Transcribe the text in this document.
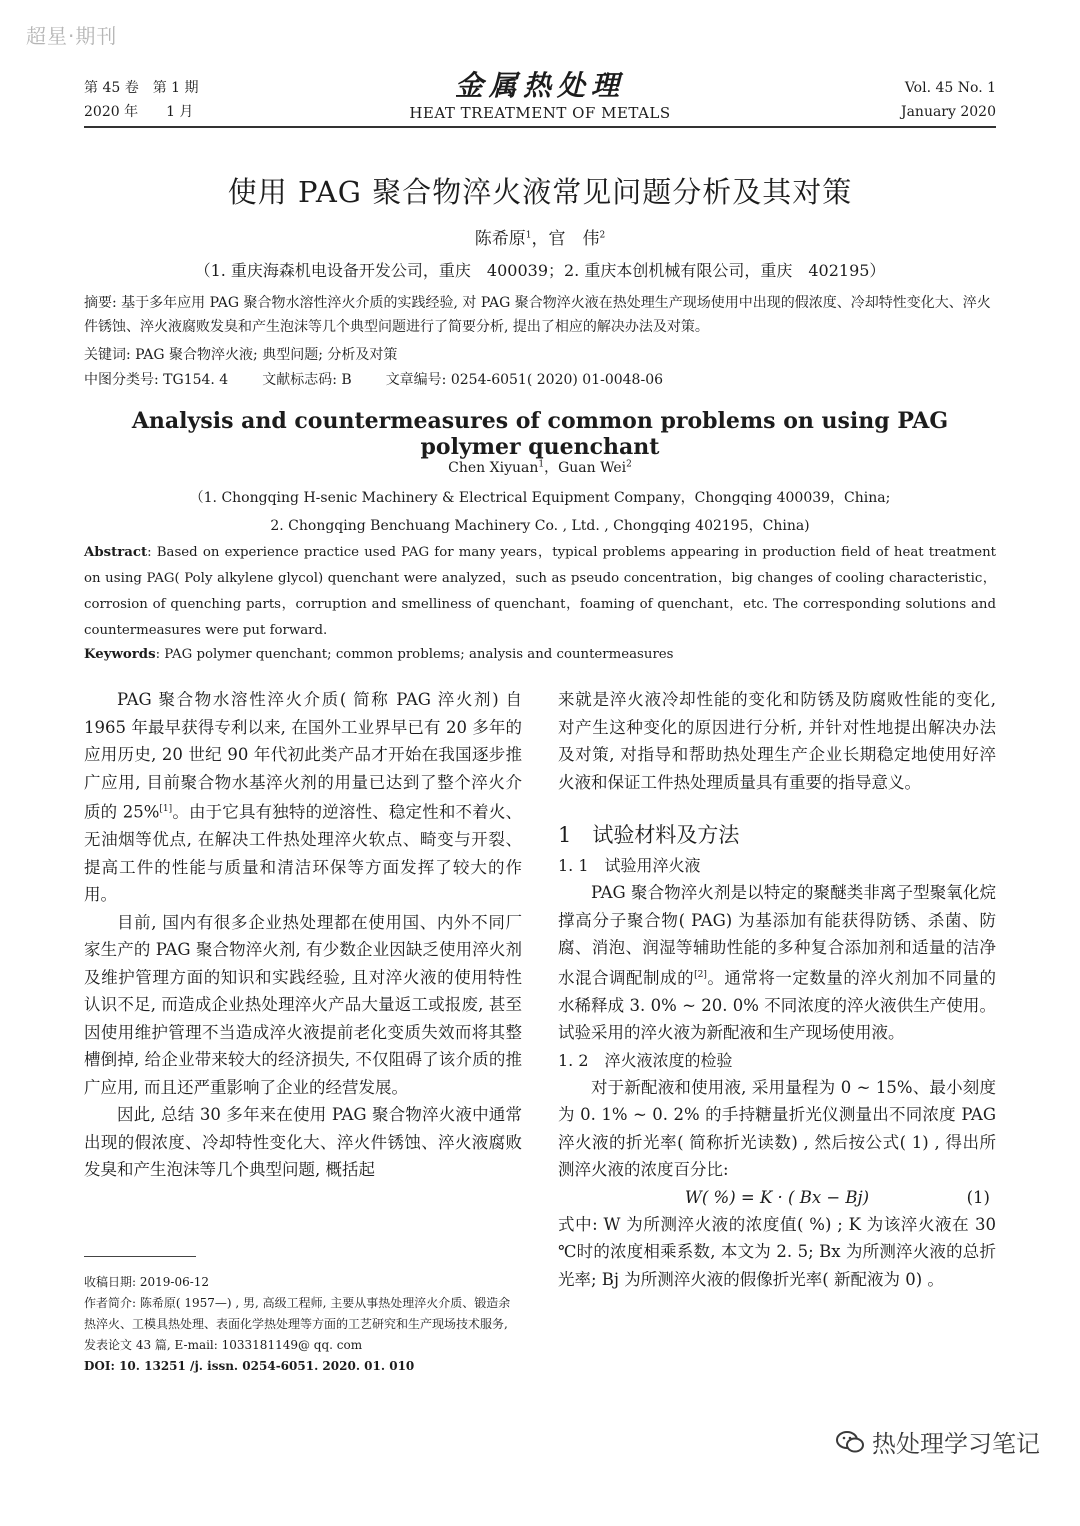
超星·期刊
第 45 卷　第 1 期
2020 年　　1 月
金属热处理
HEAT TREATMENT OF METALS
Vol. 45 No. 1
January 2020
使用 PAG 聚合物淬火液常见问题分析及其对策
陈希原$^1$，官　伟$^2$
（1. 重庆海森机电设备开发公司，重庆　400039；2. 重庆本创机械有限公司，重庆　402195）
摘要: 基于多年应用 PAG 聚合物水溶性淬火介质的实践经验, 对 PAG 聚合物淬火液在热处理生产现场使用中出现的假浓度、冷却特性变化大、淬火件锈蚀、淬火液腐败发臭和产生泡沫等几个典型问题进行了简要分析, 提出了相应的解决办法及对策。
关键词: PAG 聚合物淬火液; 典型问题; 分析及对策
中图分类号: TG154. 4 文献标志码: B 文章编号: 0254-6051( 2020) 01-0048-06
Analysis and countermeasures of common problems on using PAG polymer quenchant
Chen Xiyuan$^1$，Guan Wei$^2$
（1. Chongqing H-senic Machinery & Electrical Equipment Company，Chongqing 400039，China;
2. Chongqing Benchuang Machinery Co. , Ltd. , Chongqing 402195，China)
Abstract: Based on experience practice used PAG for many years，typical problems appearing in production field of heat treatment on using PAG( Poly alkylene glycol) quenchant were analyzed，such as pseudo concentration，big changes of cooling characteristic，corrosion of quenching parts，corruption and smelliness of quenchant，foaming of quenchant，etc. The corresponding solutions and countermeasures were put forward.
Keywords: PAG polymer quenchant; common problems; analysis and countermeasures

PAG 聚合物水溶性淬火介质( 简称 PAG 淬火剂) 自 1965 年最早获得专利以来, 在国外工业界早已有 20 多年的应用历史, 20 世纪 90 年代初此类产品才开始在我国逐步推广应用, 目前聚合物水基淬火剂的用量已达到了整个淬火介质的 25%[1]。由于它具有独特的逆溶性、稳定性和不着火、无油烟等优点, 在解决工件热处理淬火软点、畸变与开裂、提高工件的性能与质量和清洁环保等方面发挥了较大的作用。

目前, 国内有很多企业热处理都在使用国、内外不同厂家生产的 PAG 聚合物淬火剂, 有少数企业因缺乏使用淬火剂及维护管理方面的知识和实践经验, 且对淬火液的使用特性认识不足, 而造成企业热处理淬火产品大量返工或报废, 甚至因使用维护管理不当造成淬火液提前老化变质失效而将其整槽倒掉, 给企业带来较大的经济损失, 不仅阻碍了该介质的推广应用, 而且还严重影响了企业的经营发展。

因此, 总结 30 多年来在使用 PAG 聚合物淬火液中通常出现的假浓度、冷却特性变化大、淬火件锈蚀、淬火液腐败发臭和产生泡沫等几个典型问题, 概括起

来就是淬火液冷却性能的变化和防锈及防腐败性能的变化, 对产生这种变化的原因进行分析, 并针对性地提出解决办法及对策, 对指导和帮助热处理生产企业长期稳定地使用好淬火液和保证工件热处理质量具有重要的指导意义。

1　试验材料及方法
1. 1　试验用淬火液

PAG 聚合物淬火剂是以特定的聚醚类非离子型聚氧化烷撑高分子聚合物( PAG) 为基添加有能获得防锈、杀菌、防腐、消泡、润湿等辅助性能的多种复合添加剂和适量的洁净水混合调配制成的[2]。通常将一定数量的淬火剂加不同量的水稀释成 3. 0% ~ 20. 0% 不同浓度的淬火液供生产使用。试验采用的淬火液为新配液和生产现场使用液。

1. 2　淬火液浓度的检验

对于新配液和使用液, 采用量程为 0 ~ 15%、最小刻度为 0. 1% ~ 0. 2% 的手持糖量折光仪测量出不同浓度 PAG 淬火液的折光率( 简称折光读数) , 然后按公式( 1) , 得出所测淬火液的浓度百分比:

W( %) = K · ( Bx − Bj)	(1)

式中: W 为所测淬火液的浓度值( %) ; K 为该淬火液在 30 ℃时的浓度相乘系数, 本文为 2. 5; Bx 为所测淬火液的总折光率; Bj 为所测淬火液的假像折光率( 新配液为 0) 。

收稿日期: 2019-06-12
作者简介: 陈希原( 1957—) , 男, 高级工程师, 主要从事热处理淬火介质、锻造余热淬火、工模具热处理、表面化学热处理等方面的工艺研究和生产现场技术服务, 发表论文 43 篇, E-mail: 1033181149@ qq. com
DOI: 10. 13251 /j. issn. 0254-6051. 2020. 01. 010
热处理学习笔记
● ● ● ●
Task statement: Exclude the images, then output the data above word for word.

Answer to this exercise:
Transcribe the text in this document.
超星·期刊
第 45 卷　第 1 期
2020 年　　1 月
金属热处理
HEAT TREATMENT OF METALS
Vol. 45 No. 1
January 2020
使用 PAG 聚合物淬火液常见问题分析及其对策
陈希原$^1$，官　伟$^2$
（1. 重庆海森机电设备开发公司，重庆　400039；2. 重庆本创机械有限公司，重庆　402195）
摘要: 基于多年应用 PAG 聚合物水溶性淬火介质的实践经验, 对 PAG 聚合物淬火液在热处理生产现场使用中出现的假浓度、冷却特性变化大、淬火件锈蚀、淬火液腐败发臭和产生泡沫等几个典型问题进行了简要分析, 提出了相应的解决办法及对策。
关键词: PAG 聚合物淬火液; 典型问题; 分析及对策
中图分类号: TG154. 4 文献标志码: B 文章编号: 0254-6051( 2020) 01-0048-06
Analysis and countermeasures of common problems on using PAG polymer quenchant
Chen Xiyuan$^1$，Guan Wei$^2$
（1. Chongqing H-senic Machinery & Electrical Equipment Company，Chongqing 400039，China;
2. Chongqing Benchuang Machinery Co. , Ltd. , Chongqing 402195，China)
Abstract: Based on experience practice used PAG for many years，typical problems appearing in production field of heat treatment on using PAG( Poly alkylene glycol) quenchant were analyzed，such as pseudo concentration，big changes of cooling characteristic，corrosion of quenching parts，corruption and smelliness of quenchant，foaming of quenchant，etc. The corresponding solutions and countermeasures were put forward.
Keywords: PAG polymer quenchant; common problems; analysis and countermeasures

PAG 聚合物水溶性淬火介质( 简称 PAG 淬火剂) 自 1965 年最早获得专利以来, 在国外工业界早已有 20 多年的应用历史, 20 世纪 90 年代初此类产品才开始在我国逐步推广应用, 目前聚合物水基淬火剂的用量已达到了整个淬火介质的 25%[1]。由于它具有独特的逆溶性、稳定性和不着火、无油烟等优点, 在解决工件热处理淬火软点、畸变与开裂、提高工件的性能与质量和清洁环保等方面发挥了较大的作用。

目前, 国内有很多企业热处理都在使用国、内外不同厂家生产的 PAG 聚合物淬火剂, 有少数企业因缺乏使用淬火剂及维护管理方面的知识和实践经验, 且对淬火液的使用特性认识不足, 而造成企业热处理淬火产品大量返工或报废, 甚至因使用维护管理不当造成淬火液提前老化变质失效而将其整槽倒掉, 给企业带来较大的经济损失, 不仅阻碍了该介质的推广应用, 而且还严重影响了企业的经营发展。

因此, 总结 30 多年来在使用 PAG 聚合物淬火液中通常出现的假浓度、冷却特性变化大、淬火件锈蚀、淬火液腐败发臭和产生泡沫等几个典型问题, 概括起

来就是淬火液冷却性能的变化和防锈及防腐败性能的变化, 对产生这种变化的原因进行分析, 并针对性地提出解决办法及对策, 对指导和帮助热处理生产企业长期稳定地使用好淬火液和保证工件热处理质量具有重要的指导意义。

1　试验材料及方法
1. 1　试验用淬火液

PAG 聚合物淬火剂是以特定的聚醚类非离子型聚氧化烷撑高分子聚合物( PAG) 为基添加有能获得防锈、杀菌、防腐、消泡、润湿等辅助性能的多种复合添加剂和适量的洁净水混合调配制成的[2]。通常将一定数量的淬火剂加不同量的水稀释成 3. 0% ~ 20. 0% 不同浓度的淬火液供生产使用。试验采用的淬火液为新配液和生产现场使用液。

1. 2　淬火液浓度的检验

对于新配液和使用液, 采用量程为 0 ~ 15%、最小刻度为 0. 1% ~ 0. 2% 的手持糖量折光仪测量出不同浓度 PAG 淬火液的折光率( 简称折光读数) , 然后按公式( 1) , 得出所测淬火液的浓度百分比:

W( %) = K · ( Bx − Bj)	(1)

式中: W 为所测淬火液的浓度值( %) ; K 为该淬火液在 30 ℃时的浓度相乘系数, 本文为 2. 5; Bx 为所测淬火液的总折光率; Bj 为所测淬火液的假像折光率( 新配液为 0) 。

收稿日期: 2019-06-12
作者简介: 陈希原( 1957—) , 男, 高级工程师, 主要从事热处理淬火介质、锻造余热淬火、工模具热处理、表面化学热处理等方面的工艺研究和生产现场技术服务, 发表论文 43 篇, E-mail: 1033181149@ qq. com
DOI: 10. 13251 /j. issn. 0254-6051. 2020. 01. 010
热处理学习笔记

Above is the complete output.